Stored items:
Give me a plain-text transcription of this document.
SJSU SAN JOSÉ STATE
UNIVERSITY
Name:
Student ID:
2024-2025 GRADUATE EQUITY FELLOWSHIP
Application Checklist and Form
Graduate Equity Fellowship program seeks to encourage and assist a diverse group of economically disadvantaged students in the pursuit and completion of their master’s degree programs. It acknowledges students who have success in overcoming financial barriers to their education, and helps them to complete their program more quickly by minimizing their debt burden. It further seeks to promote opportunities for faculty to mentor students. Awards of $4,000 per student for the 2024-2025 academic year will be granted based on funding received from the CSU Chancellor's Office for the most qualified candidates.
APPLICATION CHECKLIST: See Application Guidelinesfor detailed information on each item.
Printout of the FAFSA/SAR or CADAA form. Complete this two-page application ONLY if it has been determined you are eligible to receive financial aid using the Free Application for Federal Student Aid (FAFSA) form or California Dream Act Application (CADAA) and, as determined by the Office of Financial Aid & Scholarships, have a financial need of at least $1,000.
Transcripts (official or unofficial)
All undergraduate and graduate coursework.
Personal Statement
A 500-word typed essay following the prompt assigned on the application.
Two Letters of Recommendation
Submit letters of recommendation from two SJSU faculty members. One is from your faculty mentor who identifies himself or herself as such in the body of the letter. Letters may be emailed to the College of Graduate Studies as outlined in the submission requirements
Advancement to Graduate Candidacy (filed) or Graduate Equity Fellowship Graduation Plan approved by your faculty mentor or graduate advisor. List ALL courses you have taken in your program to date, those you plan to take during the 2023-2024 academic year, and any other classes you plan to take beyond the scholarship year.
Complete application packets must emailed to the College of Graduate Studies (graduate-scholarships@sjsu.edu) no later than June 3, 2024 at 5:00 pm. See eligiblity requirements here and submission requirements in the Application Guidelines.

_Written request_.
Read the entries and select each line where the word "requirements" is found.

_Solution below_.
Submit letters of recommendation from two SJSU faculty members. One is from your faculty mentor who identifies himself or herself as such in the body of the letter. Letters may be emailed to the College of Graduate Studies as outlined in the submission requirements
Complete application packets must emailed to the College of Graduate Studies (graduate-scholarships@sjsu.edu) no later than June 3, 2024 at 5:00 pm. See eligiblity requirements here and submission requirements in the Application Guidelines.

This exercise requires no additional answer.